Text shown >>

6. Metadata categories for language corpora: a summary

As we have noted, the scope of metadata relevant to corpus work is extensive. In this final section, we present an overview of the kinds of ‘data about data’ which are regarded as most generally useful.

Multiple levels of metadata may be associated with a corpus. For example, some information may relate to the corpus as a whole (for example, its title, the purpose for which it was created, its distributor, etc); other information may relate only to individual components of it (for example, the bibliographic description of an individual source text), or to groups of such components (for example, a taxonomic classification).

In the following lists, we have supplied the TEI element corresponding with the topic in question. This is not meant to imply that all corpora should conform to the TEI Recommendations, but simply to give examples taken from a widely used implementation of the the topics addressed.

6.1. Corpus identification

Under this heading we group information that identifies the corpus, and specifies the agencies responsible for its creation and distribution.

If a corpus is made available by more than one agency, this should be indicated, and the information above supplied for at least one of them.

If specific licencing conditions apply to the corpus, a copy of the licence or other agreement may be included in the <availability> element, or it may be referenced by means of a link.

6.2. Corpus derivation

Under this heading we group information that describes the sources sampled in creating the corpus.

Written language resources may be derived from any of the following:

A description of each different source used in building a corpus should be supplied. This may take the form of a full TEI <sourceDescription> attached to the relevant corpus component, or it may be supplied in ancillary printed documentation, but its presence is essential. In a language corpus, samples are taken out of their context; the description of their source both restores that context and enables a degree of independent verification that the sample correctly represents the original.

6.2.1. Bibliographic description

For conventionally printed and published material, a standard bibliographic description should be supplied or referenced, using the usual conventions (author, title, publisher, date, ISBN, etc.), and using a standard citation format such as TEI, BibTeX ([7]), MLA ([6]) etc. For other kinds of material, different data is appropriate: for example, in transcripts of spoken data it is customary to supply demographic information about each speaker, and the context in which the speech interaction occurs. Standards defining the range of such information useful in particular research communities should be followed (for example [4]) where appropriate.

Language corpora are generally created in order to represent language in use. As such, they often require more detailed description of the persons responsible for the language production they represent than a standard bibliographic description would provide. Demographic descriptions of the participants in a spoken interaction are clearly essential, but even in a work of fiction, it may also be useful to specify such characteristics for the characters represented. In both cases, the `speech situation' may be described, including such features as the target and actual audience, the domain, mode, etc.

6.2.2. Extent

Information about the size of each sample and of the whole corpus should be provided, typically as a part of the metadata discussed in 6.3.2. Sampling and extent.

Requirements >>
**a)** Repeat a passage of the corpus metadata text word for word, beginning at the words "Under this heading we group information that identifies" and stopping after "creating the corpus.".
**b)** Supply what follows the last sentence of the corpus metadata text.
The material after this text is separate from it.

Material supplied >>
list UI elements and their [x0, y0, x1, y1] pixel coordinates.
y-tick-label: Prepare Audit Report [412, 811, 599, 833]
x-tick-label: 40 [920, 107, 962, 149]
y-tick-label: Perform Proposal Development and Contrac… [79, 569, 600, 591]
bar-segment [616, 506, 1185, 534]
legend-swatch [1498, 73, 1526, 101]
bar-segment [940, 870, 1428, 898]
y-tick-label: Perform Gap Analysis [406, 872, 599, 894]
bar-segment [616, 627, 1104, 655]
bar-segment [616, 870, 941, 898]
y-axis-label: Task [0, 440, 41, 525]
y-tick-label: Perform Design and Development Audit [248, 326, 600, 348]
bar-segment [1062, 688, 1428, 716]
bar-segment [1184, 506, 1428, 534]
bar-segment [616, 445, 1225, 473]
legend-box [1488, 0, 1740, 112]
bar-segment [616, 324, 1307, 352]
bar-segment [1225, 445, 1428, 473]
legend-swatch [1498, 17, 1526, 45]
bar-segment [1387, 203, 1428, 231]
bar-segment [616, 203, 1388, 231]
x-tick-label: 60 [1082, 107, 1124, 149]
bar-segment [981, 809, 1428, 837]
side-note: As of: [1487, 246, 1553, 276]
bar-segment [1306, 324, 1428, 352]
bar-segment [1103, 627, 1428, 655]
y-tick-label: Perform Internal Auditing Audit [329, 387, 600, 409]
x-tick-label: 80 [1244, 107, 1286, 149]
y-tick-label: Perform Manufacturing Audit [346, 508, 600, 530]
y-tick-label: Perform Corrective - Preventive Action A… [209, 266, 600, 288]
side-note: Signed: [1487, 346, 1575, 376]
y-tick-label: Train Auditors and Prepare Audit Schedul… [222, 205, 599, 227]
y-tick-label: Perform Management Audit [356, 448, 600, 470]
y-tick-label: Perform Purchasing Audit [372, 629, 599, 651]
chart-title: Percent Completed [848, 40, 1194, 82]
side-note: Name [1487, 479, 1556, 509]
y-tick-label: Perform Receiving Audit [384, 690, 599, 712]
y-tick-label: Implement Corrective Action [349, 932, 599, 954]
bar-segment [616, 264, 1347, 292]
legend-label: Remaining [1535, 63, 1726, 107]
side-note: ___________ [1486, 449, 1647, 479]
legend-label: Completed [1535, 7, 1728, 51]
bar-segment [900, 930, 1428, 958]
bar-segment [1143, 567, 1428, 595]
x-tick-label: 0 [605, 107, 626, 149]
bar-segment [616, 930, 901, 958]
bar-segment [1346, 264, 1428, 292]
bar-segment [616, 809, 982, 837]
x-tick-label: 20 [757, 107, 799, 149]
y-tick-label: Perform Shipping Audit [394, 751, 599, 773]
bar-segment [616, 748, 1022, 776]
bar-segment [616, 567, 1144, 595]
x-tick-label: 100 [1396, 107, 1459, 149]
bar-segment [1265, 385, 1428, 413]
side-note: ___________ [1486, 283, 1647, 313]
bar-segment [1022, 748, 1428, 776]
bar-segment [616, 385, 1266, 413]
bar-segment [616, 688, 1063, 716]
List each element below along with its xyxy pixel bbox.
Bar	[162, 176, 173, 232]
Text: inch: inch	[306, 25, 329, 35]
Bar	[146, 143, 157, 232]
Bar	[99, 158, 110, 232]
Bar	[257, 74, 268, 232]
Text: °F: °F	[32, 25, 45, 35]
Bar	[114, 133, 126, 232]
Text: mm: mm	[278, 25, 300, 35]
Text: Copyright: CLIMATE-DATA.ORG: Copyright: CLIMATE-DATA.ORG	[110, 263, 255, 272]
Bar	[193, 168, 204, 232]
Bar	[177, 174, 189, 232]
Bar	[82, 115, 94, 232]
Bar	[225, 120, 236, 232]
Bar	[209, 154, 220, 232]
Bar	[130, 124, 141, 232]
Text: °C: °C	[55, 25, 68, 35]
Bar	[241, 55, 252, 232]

Exercise results >>
**a)**
Under this heading we group information that identifies the corpus, and specifies the agencies responsible for its creation and distribution.

If a corpus is made available by more than one agency, this should be indicated, and the information above supplied for at least one of them.

If specific licencing conditions apply to the corpus, a copy of the licence or other agreement may be included in the <availability> element, or it may be referenced by means of a link.

6.2. Corpus derivation

Under this heading we group information that describes the sources sampled in creating the corpus.

**b)**
6.2.3. Languages

The natural language or languages represented in a corpus should be explicitly stated, preferably using a standard language identification code such as the three letter codes of ISO 639. (Full information and links to current resources on language identification codes is available from http://xml.coverpages.org/languageIdentifiers.html). Where more than one language is represented, their relative proportions should also be stated. For multilingual aligned or parallel corpora, source and target versions of the same language should be distinguished. (<langUsage>)

6.2.4. Classification

As noted earlier, corpora are not haphazard collections of text, but have usually been constructed according to some particular design, often related to some kind of categorization of textual materials. Particularly in the case where corpus components have been chosen with respect to some predefined taxonomy of text types, the classification assigned to each selected text should be formally specified. (The taxonomy itself may also need to be defined, in the same way as any other formal model; see further 6.3.6. Classification (etc.) Scheme).

A classification may take the form of a simple list of descriptive keywords, possibly chosen from some standard controlled vocabulary or ontology. Alternatively, or in addition, it may take the form of a coded value taken from some list of such values, standard or non-standard. For example, the Universal Decimal Classification might be used to characterize topics of a text, or the researcher might make up their own ad hoc classification scheme. In the latter case an associated set of definitions for the classification codes used must be supplied.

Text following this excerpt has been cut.